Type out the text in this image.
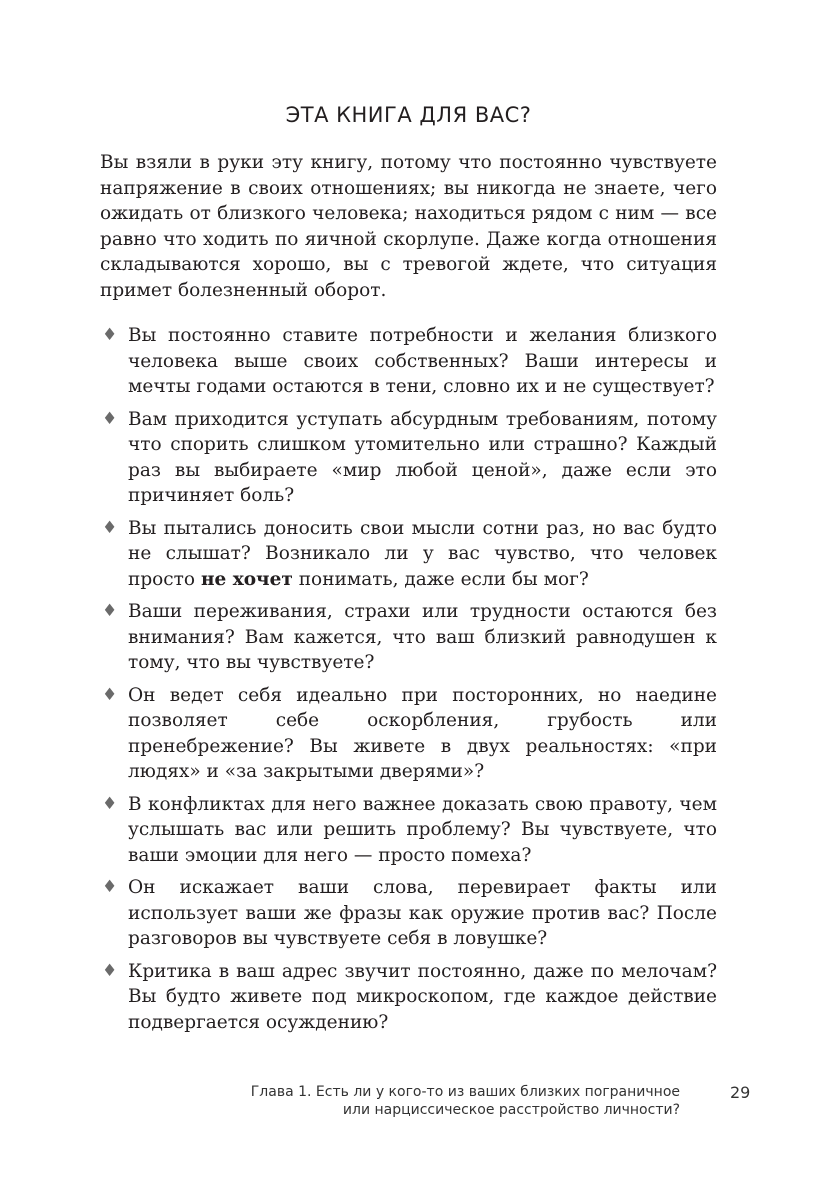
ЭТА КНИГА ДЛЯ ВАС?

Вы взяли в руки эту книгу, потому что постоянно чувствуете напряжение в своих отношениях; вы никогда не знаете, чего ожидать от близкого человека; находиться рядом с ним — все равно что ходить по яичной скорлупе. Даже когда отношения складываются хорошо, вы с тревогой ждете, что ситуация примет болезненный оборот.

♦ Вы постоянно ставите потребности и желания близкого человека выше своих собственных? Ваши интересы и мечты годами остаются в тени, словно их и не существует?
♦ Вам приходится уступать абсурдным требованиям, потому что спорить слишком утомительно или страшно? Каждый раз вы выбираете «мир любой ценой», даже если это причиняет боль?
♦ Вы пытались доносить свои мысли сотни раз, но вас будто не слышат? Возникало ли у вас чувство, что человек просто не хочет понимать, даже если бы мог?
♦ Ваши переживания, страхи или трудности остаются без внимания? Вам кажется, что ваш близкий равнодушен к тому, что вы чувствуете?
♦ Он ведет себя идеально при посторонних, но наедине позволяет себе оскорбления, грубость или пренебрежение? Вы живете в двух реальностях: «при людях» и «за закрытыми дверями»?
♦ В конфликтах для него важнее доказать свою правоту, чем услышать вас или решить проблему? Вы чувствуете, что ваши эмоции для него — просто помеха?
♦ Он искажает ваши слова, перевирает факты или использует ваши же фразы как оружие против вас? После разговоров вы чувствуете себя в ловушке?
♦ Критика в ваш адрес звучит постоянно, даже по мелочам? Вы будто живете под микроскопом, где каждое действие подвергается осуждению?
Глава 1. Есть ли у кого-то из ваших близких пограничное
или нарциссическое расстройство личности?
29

_ _ _ _

» AIM OF THE TASK:
Repeat each entry exactly. Pictures do not belong in the copy.

» COMPLETED EXERCISE:
Type out the text in this image.
ЭТА КНИГА ДЛЯ ВАС?

Вы взяли в руки эту книгу, потому что постоянно чувствуете напряжение в своих отношениях; вы никогда не знаете, чего ожидать от близкого человека; находиться рядом с ним — все равно что ходить по яичной скорлупе. Даже когда отношения складываются хорошо, вы с тревогой ждете, что ситуация примет болезненный оборот.

♦ Вы постоянно ставите потребности и желания близкого человека выше своих собственных? Ваши интересы и мечты годами остаются в тени, словно их и не существует?
♦ Вам приходится уступать абсурдным требованиям, потому что спорить слишком утомительно или страшно? Каждый раз вы выбираете «мир любой ценой», даже если это причиняет боль?
♦ Вы пытались доносить свои мысли сотни раз, но вас будто не слышат? Возникало ли у вас чувство, что человек просто не хочет понимать, даже если бы мог?
♦ Ваши переживания, страхи или трудности остаются без внимания? Вам кажется, что ваш близкий равнодушен к тому, что вы чувствуете?
♦ Он ведет себя идеально при посторонних, но наедине позволяет себе оскорбления, грубость или пренебрежение? Вы живете в двух реальностях: «при людях» и «за закрытыми дверями»?
♦ В конфликтах для него важнее доказать свою правоту, чем услышать вас или решить проблему? Вы чувствуете, что ваши эмоции для него — просто помеха?
♦ Он искажает ваши слова, перевирает факты или использует ваши же фразы как оружие против вас? После разговоров вы чувствуете себя в ловушке?
♦ Критика в ваш адрес звучит постоянно, даже по мелочам? Вы будто живете под микроскопом, где каждое действие подвергается осуждению?
Глава 1. Есть ли у кого-то из ваших близких пограничное
или нарциссическое расстройство личности?
29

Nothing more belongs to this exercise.